▶ **Task instructions**
Locate every line in the material below that has the word "promote". Copy each of those lines.

▶ **Data for processing**

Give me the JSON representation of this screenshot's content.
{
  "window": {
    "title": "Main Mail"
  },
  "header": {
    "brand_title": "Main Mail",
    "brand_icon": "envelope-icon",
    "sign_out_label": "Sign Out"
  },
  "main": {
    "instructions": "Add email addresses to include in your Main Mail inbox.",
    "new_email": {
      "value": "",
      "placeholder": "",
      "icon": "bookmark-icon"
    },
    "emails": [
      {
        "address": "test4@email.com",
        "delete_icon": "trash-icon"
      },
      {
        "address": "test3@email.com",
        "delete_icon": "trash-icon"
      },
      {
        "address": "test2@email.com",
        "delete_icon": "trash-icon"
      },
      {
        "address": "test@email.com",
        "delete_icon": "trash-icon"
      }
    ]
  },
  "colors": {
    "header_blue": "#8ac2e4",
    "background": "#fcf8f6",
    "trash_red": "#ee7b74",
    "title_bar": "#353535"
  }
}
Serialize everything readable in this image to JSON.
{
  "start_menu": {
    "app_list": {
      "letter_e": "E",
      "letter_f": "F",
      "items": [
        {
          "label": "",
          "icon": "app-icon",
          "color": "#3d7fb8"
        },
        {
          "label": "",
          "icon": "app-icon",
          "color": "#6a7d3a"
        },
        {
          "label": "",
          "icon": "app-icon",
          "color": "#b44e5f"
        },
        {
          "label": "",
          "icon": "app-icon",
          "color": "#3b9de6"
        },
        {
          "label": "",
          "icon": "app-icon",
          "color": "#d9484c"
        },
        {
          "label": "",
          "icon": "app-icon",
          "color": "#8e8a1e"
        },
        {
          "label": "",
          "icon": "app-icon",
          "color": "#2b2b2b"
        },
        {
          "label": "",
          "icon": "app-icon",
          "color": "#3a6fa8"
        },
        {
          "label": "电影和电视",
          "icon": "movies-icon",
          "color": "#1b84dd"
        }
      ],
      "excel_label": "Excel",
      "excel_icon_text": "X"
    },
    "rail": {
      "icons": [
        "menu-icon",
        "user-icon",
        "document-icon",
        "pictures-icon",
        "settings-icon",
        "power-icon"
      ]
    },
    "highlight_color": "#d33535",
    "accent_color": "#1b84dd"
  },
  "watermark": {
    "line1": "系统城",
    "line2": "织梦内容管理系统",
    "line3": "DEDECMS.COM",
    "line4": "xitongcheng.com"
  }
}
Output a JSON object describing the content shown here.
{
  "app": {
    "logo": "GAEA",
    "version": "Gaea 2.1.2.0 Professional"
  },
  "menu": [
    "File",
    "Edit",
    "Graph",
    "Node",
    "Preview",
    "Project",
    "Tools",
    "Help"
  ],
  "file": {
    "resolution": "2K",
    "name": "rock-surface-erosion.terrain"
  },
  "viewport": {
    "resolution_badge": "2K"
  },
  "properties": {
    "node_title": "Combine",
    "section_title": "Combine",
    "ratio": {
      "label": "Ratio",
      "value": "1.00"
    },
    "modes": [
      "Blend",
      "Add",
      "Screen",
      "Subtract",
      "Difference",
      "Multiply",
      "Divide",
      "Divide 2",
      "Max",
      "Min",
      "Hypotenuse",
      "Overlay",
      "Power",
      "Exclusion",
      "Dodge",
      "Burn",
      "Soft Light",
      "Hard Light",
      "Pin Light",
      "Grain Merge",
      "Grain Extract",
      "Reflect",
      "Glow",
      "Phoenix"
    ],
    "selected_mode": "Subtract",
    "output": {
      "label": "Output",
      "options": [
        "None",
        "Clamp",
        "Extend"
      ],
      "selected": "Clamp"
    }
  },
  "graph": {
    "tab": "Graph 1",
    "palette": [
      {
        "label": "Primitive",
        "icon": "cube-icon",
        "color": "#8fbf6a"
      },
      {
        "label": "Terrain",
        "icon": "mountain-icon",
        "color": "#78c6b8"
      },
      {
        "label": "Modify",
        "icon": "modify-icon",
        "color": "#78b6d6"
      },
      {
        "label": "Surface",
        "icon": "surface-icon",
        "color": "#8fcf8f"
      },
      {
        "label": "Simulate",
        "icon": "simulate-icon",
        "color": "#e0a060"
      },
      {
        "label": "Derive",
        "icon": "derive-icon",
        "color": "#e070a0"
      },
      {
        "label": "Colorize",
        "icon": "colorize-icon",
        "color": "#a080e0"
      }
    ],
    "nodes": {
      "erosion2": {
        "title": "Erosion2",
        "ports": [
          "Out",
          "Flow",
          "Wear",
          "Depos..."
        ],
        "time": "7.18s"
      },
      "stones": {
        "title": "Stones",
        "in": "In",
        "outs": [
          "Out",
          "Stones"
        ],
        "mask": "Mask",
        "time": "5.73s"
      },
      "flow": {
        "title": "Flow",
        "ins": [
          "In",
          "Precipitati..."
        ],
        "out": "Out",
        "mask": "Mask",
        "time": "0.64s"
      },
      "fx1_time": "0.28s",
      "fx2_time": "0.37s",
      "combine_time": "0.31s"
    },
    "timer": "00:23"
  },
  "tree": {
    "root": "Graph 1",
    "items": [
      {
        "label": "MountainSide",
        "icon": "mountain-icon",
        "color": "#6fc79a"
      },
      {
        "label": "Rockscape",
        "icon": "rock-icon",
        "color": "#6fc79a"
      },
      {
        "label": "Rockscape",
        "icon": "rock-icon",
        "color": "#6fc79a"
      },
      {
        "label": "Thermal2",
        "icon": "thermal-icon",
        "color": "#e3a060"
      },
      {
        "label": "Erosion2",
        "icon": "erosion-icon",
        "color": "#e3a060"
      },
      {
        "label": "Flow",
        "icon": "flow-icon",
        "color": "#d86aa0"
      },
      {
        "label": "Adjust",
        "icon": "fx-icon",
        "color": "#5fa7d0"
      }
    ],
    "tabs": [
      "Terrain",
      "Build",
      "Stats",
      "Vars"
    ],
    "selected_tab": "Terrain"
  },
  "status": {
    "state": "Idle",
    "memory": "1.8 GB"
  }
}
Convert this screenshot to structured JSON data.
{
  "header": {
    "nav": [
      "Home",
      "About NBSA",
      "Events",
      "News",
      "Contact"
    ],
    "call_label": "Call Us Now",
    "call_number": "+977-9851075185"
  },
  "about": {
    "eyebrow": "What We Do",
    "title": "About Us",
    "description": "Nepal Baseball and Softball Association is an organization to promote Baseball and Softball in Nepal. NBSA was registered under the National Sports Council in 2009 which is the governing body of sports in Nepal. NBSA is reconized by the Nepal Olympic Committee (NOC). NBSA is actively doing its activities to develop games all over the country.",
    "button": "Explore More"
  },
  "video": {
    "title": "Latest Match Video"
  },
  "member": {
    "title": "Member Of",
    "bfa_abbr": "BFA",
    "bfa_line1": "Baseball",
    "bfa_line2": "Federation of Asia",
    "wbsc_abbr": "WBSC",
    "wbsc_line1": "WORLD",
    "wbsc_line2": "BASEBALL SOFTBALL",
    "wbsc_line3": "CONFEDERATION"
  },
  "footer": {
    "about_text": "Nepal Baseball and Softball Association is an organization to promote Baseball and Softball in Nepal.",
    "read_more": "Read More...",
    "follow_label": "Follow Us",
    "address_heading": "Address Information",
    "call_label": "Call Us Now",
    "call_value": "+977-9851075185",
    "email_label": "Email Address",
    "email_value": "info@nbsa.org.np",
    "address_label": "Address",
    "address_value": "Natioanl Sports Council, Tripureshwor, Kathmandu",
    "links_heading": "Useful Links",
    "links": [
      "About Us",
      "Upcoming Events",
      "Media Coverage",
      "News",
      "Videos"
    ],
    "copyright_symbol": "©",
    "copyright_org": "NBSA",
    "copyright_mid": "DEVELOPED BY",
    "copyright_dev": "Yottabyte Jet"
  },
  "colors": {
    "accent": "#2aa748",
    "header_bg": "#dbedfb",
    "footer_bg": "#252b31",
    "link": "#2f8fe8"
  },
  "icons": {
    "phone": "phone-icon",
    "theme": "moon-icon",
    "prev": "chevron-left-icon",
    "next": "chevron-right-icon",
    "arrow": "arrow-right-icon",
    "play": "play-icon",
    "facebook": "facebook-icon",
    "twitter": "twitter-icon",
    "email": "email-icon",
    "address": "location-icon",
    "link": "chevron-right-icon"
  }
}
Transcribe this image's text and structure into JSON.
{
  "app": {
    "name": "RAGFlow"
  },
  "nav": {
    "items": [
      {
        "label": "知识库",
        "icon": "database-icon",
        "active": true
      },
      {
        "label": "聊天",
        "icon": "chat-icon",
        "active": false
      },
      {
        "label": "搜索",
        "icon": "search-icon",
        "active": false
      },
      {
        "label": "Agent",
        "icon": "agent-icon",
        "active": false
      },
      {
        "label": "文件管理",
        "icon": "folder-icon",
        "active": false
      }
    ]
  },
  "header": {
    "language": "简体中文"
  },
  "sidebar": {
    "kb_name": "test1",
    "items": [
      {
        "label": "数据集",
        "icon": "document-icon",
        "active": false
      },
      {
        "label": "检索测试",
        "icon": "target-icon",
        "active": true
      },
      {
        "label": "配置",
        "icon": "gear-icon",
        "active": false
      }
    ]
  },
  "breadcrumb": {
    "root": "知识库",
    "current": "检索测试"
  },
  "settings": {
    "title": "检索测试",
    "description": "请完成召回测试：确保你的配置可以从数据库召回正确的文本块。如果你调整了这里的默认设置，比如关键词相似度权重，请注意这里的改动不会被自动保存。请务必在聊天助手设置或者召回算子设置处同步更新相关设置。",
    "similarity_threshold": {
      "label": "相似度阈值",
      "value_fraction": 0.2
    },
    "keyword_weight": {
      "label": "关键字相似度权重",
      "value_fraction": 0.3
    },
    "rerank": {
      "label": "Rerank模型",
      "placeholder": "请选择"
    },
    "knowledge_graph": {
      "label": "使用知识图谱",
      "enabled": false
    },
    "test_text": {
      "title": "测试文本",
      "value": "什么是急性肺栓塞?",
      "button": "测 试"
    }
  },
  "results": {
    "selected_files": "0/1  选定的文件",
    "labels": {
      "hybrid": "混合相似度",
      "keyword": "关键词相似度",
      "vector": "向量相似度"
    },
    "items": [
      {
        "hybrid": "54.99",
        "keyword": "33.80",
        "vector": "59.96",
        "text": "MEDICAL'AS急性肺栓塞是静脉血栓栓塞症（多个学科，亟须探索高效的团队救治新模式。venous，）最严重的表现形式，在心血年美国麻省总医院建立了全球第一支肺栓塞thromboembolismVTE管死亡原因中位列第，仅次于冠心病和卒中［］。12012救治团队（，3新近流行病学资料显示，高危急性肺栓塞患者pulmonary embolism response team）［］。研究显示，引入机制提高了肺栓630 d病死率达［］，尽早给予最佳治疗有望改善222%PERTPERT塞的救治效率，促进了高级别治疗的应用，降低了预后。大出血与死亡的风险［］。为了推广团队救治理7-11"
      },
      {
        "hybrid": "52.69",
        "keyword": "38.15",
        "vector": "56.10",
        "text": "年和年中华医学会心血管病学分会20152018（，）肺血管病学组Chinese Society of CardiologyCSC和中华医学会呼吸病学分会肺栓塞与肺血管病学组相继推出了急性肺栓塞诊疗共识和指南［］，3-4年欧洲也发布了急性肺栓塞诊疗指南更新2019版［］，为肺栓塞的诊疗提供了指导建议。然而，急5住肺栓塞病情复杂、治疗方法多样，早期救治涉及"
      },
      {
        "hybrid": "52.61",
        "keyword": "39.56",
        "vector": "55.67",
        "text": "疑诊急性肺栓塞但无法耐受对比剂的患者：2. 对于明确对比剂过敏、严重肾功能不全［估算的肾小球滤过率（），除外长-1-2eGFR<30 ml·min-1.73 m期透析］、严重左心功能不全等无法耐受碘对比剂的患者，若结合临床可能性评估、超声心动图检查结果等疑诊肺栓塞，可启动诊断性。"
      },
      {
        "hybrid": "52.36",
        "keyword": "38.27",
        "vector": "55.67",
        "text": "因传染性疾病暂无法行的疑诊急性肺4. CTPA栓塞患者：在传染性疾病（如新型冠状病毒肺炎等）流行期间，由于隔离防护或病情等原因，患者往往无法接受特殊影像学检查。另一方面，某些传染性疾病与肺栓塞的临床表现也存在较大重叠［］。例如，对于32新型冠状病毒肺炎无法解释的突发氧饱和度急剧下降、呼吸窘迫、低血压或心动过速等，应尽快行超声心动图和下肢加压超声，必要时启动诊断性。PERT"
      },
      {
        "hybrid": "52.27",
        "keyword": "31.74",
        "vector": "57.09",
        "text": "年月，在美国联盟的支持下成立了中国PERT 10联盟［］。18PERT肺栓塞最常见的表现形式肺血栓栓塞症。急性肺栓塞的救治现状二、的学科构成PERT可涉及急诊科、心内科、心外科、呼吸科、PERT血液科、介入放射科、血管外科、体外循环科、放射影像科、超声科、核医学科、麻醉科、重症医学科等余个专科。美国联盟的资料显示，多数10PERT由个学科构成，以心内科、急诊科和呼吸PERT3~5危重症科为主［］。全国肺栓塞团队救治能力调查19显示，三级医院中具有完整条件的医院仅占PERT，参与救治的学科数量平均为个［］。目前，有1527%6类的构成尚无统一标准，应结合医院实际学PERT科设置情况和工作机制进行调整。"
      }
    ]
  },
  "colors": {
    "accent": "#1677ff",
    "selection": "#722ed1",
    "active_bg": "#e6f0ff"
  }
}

▶ **Solution to this task**
    "description": "Nepal Baseball and Softball Association is an organization to promote Baseball and Softball in Nepal. NBSA was registered under the National Sports Council in 2009 which is the governing body of sports in Nepal. NBSA is reconized by the Nepal Olympic Committee (NOC). NBSA is actively doing its activities to develop games all over the country.",
    "about_text": "Nepal Baseball and Softball Association is an organization to promote Baseball and Softball in Nepal.",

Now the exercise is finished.